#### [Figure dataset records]
------
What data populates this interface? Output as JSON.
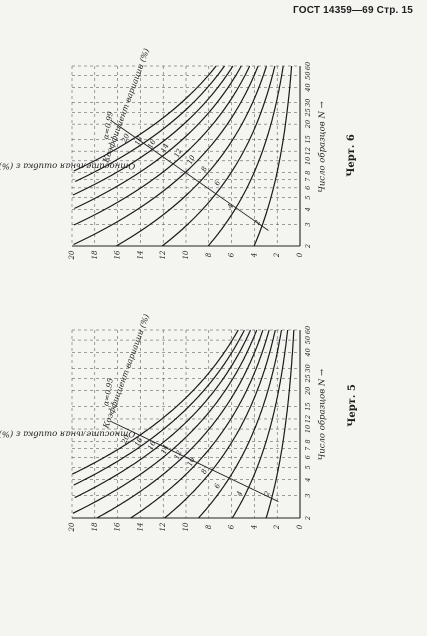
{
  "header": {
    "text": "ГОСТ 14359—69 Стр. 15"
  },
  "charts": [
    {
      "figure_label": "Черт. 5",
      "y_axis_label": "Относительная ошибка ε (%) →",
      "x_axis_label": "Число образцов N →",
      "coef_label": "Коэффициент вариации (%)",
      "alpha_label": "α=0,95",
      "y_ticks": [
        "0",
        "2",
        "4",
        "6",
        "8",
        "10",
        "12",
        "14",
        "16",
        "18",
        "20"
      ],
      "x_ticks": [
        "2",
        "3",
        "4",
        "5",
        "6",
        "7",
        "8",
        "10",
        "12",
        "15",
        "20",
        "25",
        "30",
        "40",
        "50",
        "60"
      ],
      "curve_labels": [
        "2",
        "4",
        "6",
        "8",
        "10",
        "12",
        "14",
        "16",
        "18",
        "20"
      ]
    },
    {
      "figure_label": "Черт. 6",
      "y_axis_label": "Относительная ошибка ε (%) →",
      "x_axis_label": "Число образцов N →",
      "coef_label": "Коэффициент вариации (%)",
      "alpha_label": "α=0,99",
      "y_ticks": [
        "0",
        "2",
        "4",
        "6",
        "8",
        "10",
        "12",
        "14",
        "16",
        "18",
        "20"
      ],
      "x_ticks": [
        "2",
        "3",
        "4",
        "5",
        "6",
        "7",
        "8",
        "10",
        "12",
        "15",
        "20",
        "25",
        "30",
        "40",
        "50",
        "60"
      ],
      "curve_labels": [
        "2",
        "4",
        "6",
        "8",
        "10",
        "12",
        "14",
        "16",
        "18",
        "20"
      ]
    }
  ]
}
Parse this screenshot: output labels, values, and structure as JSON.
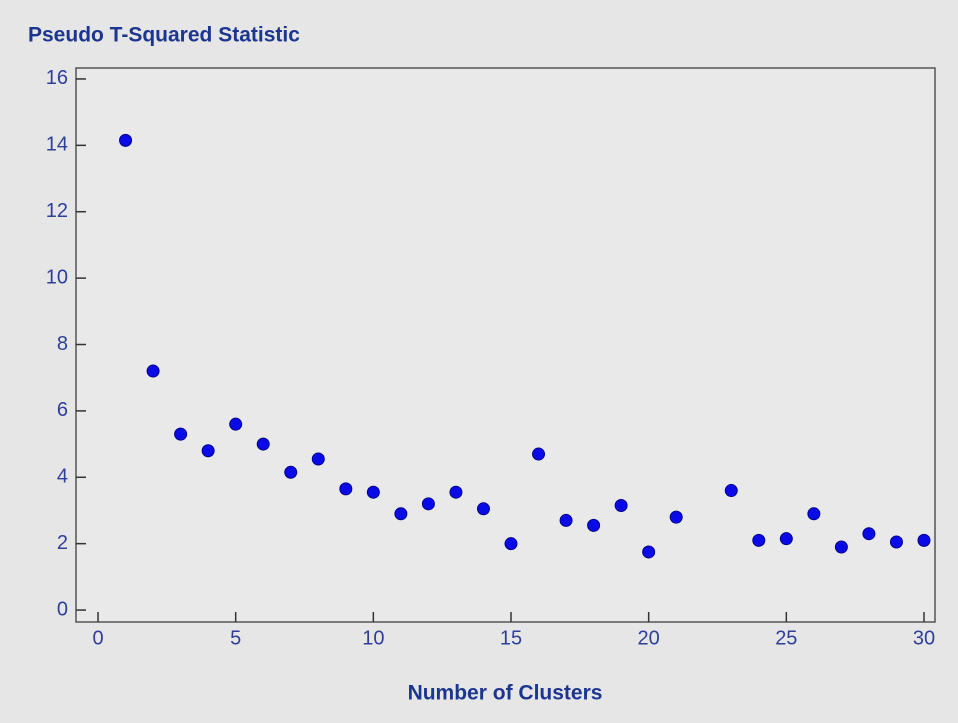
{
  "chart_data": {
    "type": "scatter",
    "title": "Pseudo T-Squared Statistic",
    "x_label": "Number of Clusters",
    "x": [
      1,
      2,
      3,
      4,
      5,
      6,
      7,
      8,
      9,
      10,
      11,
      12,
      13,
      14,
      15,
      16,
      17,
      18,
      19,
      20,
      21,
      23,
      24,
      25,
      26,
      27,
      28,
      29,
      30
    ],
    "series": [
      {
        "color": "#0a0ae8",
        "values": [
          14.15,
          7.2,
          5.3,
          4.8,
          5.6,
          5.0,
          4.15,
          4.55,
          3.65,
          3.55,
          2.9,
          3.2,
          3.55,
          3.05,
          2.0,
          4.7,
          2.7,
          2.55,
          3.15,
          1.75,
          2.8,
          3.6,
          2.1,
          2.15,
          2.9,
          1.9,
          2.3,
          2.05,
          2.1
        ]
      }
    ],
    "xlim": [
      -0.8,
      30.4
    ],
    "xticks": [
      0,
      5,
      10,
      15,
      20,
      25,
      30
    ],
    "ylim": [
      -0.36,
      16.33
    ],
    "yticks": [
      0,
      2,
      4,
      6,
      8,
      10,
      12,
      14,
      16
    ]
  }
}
------
#### [Exercise requirements]
In the data above, tally the lines holding "this" and answer with the figure only.

#### [Exercise response]
2